## Start Data in this exercise
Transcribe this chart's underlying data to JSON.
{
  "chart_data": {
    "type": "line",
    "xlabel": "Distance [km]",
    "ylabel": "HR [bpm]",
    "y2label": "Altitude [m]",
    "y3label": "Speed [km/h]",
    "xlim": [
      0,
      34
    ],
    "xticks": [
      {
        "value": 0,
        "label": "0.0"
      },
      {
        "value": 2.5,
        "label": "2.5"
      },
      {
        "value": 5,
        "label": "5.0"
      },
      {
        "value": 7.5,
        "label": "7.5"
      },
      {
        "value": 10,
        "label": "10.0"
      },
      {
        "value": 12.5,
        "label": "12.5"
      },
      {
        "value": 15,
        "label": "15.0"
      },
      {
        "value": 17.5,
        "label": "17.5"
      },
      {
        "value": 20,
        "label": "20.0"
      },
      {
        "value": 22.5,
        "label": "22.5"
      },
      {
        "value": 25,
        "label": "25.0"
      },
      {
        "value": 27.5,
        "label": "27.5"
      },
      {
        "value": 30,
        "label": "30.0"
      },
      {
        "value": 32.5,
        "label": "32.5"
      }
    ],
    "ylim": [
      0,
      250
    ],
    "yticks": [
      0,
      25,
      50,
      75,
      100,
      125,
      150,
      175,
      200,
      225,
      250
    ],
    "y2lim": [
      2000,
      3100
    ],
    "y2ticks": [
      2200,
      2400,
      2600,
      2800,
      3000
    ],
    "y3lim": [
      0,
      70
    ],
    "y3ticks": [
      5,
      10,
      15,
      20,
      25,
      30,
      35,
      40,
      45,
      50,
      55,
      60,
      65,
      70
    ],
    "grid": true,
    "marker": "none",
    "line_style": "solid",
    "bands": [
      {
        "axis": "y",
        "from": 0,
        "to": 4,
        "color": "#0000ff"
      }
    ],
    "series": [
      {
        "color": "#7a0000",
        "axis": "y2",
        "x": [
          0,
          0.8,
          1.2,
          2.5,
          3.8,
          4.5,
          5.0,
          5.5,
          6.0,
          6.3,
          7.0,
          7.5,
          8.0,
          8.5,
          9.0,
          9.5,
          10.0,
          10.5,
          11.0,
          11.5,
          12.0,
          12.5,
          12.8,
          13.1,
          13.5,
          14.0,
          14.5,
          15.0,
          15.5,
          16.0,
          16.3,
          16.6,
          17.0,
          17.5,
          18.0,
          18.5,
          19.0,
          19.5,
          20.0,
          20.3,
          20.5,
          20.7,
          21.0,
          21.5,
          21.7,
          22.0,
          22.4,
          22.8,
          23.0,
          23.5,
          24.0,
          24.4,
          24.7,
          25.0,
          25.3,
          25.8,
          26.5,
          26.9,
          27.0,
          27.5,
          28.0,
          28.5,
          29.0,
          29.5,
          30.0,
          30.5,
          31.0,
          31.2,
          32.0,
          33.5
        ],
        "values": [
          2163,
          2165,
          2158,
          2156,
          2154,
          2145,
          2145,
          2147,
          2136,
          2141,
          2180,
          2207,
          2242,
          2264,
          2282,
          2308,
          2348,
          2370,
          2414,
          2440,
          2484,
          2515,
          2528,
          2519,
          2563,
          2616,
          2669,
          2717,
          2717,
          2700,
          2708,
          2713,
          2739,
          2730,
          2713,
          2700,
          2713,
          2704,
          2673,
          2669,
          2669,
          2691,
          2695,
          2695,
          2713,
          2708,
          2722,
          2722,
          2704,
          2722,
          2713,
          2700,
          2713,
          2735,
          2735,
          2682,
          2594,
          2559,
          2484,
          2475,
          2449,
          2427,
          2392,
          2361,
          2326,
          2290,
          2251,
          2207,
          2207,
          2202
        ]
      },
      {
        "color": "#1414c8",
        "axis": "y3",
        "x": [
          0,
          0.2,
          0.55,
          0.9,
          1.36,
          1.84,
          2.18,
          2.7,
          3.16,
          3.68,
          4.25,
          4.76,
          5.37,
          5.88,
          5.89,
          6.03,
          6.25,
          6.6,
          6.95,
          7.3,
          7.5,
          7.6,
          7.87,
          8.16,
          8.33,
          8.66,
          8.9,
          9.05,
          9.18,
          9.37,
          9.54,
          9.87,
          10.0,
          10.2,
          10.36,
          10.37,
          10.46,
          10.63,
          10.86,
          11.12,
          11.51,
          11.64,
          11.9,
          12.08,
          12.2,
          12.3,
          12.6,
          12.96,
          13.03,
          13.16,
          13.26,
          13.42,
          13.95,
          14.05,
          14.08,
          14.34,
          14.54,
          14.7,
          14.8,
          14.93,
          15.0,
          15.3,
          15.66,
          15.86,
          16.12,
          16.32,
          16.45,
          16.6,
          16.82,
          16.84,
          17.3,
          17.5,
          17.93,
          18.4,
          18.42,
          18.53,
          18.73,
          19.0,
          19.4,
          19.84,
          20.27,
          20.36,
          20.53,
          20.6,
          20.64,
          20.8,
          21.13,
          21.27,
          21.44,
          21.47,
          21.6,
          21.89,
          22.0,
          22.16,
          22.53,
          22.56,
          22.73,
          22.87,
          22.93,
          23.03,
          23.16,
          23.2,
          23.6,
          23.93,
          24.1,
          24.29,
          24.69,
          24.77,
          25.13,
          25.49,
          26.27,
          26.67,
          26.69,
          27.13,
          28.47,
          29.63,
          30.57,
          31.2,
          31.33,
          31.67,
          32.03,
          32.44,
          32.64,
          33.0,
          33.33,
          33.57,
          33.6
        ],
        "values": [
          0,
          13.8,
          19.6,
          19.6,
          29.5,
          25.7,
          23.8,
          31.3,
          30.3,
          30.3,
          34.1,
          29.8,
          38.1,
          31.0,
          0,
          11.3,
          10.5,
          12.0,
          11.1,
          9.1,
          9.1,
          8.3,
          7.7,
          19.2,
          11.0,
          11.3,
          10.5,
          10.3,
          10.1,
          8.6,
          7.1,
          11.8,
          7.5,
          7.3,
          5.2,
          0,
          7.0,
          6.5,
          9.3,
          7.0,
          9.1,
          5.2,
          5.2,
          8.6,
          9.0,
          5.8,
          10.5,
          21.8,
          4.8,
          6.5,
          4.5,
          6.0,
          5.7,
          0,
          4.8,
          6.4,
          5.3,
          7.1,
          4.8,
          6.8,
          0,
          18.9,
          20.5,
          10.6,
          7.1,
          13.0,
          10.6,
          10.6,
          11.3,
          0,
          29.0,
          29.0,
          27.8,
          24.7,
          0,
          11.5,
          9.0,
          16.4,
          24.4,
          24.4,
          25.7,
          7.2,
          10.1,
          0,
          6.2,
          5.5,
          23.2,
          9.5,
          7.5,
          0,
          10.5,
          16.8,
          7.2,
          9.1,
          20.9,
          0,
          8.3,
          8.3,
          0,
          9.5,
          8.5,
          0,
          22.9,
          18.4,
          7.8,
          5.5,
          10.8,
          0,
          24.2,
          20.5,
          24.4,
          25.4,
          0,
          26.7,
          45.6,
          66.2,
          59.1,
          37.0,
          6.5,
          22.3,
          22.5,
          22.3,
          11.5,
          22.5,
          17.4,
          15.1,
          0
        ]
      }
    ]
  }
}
## End Data in this exercise
Repeat all of the records above exactly as written.

* [Result of the exercise]:
Transcribe this chart's underlying data to JSON.
{
  "chart_data": {
    "type": "line",
    "xlabel": "Distance [km]",
    "ylabel": "HR [bpm]",
    "y2label": "Altitude [m]",
    "y3label": "Speed [km/h]",
    "xlim": [
      0,
      34
    ],
    "xticks": [
      {
        "value": 0,
        "label": "0.0"
      },
      {
        "value": 2.5,
        "label": "2.5"
      },
      {
        "value": 5,
        "label": "5.0"
      },
      {
        "value": 7.5,
        "label": "7.5"
      },
      {
        "value": 10,
        "label": "10.0"
      },
      {
        "value": 12.5,
        "label": "12.5"
      },
      {
        "value": 15,
        "label": "15.0"
      },
      {
        "value": 17.5,
        "label": "17.5"
      },
      {
        "value": 20,
        "label": "20.0"
      },
      {
        "value": 22.5,
        "label": "22.5"
      },
      {
        "value": 25,
        "label": "25.0"
      },
      {
        "value": 27.5,
        "label": "27.5"
      },
      {
        "value": 30,
        "label": "30.0"
      },
      {
        "value": 32.5,
        "label": "32.5"
      }
    ],
    "ylim": [
      0,
      250
    ],
    "yticks": [
      0,
      25,
      50,
      75,
      100,
      125,
      150,
      175,
      200,
      225,
      250
    ],
    "y2lim": [
      2000,
      3100
    ],
    "y2ticks": [
      2200,
      2400,
      2600,
      2800,
      3000
    ],
    "y3lim": [
      0,
      70
    ],
    "y3ticks": [
      5,
      10,
      15,
      20,
      25,
      30,
      35,
      40,
      45,
      50,
      55,
      60,
      65,
      70
    ],
    "grid": true,
    "marker": "none",
    "line_style": "solid",
    "bands": [
      {
        "axis": "y",
        "from": 0,
        "to": 4,
        "color": "#0000ff"
      }
    ],
    "series": [
      {
        "color": "#7a0000",
        "axis": "y2",
        "x": [
          0,
          0.8,
          1.2,
          2.5,
          3.8,
          4.5,
          5.0,
          5.5,
          6.0,
          6.3,
          7.0,
          7.5,
          8.0,
          8.5,
          9.0,
          9.5,
          10.0,
          10.5,
          11.0,
          11.5,
          12.0,
          12.5,
          12.8,
          13.1,
          13.5,
          14.0,
          14.5,
          15.0,
          15.5,
          16.0,
          16.3,
          16.6,
          17.0,
          17.5,
          18.0,
          18.5,
          19.0,
          19.5,
          20.0,
          20.3,
          20.5,
          20.7,
          21.0,
          21.5,
          21.7,
          22.0,
          22.4,
          22.8,
          23.0,
          23.5,
          24.0,
          24.4,
          24.7,
          25.0,
          25.3,
          25.8,
          26.5,
          26.9,
          27.0,
          27.5,
          28.0,
          28.5,
          29.0,
          29.5,
          30.0,
          30.5,
          31.0,
          31.2,
          32.0,
          33.5
        ],
        "values": [
          2163,
          2165,
          2158,
          2156,
          2154,
          2145,
          2145,
          2147,
          2136,
          2141,
          2180,
          2207,
          2242,
          2264,
          2282,
          2308,
          2348,
          2370,
          2414,
          2440,
          2484,
          2515,
          2528,
          2519,
          2563,
          2616,
          2669,
          2717,
          2717,
          2700,
          2708,
          2713,
          2739,
          2730,
          2713,
          2700,
          2713,
          2704,
          2673,
          2669,
          2669,
          2691,
          2695,
          2695,
          2713,
          2708,
          2722,
          2722,
          2704,
          2722,
          2713,
          2700,
          2713,
          2735,
          2735,
          2682,
          2594,
          2559,
          2484,
          2475,
          2449,
          2427,
          2392,
          2361,
          2326,
          2290,
          2251,
          2207,
          2207,
          2202
        ]
      },
      {
        "color": "#1414c8",
        "axis": "y3",
        "x": [
          0,
          0.2,
          0.55,
          0.9,
          1.36,
          1.84,
          2.18,
          2.7,
          3.16,
          3.68,
          4.25,
          4.76,
          5.37,
          5.88,
          5.89,
          6.03,
          6.25,
          6.6,
          6.95,
          7.3,
          7.5,
          7.6,
          7.87,
          8.16,
          8.33,
          8.66,
          8.9,
          9.05,
          9.18,
          9.37,
          9.54,
          9.87,
          10.0,
          10.2,
          10.36,
          10.37,
          10.46,
          10.63,
          10.86,
          11.12,
          11.51,
          11.64,
          11.9,
          12.08,
          12.2,
          12.3,
          12.6,
          12.96,
          13.03,
          13.16,
          13.26,
          13.42,
          13.95,
          14.05,
          14.08,
          14.34,
          14.54,
          14.7,
          14.8,
          14.93,
          15.0,
          15.3,
          15.66,
          15.86,
          16.12,
          16.32,
          16.45,
          16.6,
          16.82,
          16.84,
          17.3,
          17.5,
          17.93,
          18.4,
          18.42,
          18.53,
          18.73,
          19.0,
          19.4,
          19.84,
          20.27,
          20.36,
          20.53,
          20.6,
          20.64,
          20.8,
          21.13,
          21.27,
          21.44,
          21.47,
          21.6,
          21.89,
          22.0,
          22.16,
          22.53,
          22.56,
          22.73,
          22.87,
          22.93,
          23.03,
          23.16,
          23.2,
          23.6,
          23.93,
          24.1,
          24.29,
          24.69,
          24.77,
          25.13,
          25.49,
          26.27,
          26.67,
          26.69,
          27.13,
          28.47,
          29.63,
          30.57,
          31.2,
          31.33,
          31.67,
          32.03,
          32.44,
          32.64,
          33.0,
          33.33,
          33.57,
          33.6
        ],
        "values": [
          0,
          13.8,
          19.6,
          19.6,
          29.5,
          25.7,
          23.8,
          31.3,
          30.3,
          30.3,
          34.1,
          29.8,
          38.1,
          31.0,
          0,
          11.3,
          10.5,
          12.0,
          11.1,
          9.1,
          9.1,
          8.3,
          7.7,
          19.2,
          11.0,
          11.3,
          10.5,
          10.3,
          10.1,
          8.6,
          7.1,
          11.8,
          7.5,
          7.3,
          5.2,
          0,
          7.0,
          6.5,
          9.3,
          7.0,
          9.1,
          5.2,
          5.2,
          8.6,
          9.0,
          5.8,
          10.5,
          21.8,
          4.8,
          6.5,
          4.5,
          6.0,
          5.7,
          0,
          4.8,
          6.4,
          5.3,
          7.1,
          4.8,
          6.8,
          0,
          18.9,
          20.5,
          10.6,
          7.1,
          13.0,
          10.6,
          10.6,
          11.3,
          0,
          29.0,
          29.0,
          27.8,
          24.7,
          0,
          11.5,
          9.0,
          16.4,
          24.4,
          24.4,
          25.7,
          7.2,
          10.1,
          0,
          6.2,
          5.5,
          23.2,
          9.5,
          7.5,
          0,
          10.5,
          16.8,
          7.2,
          9.1,
          20.9,
          0,
          8.3,
          8.3,
          0,
          9.5,
          8.5,
          0,
          22.9,
          18.4,
          7.8,
          5.5,
          10.8,
          0,
          24.2,
          20.5,
          24.4,
          25.4,
          0,
          26.7,
          45.6,
          66.2,
          59.1,
          37.0,
          6.5,
          22.3,
          22.5,
          22.3,
          11.5,
          22.5,
          17.4,
          15.1,
          0
        ]
      }
    ]
  }
}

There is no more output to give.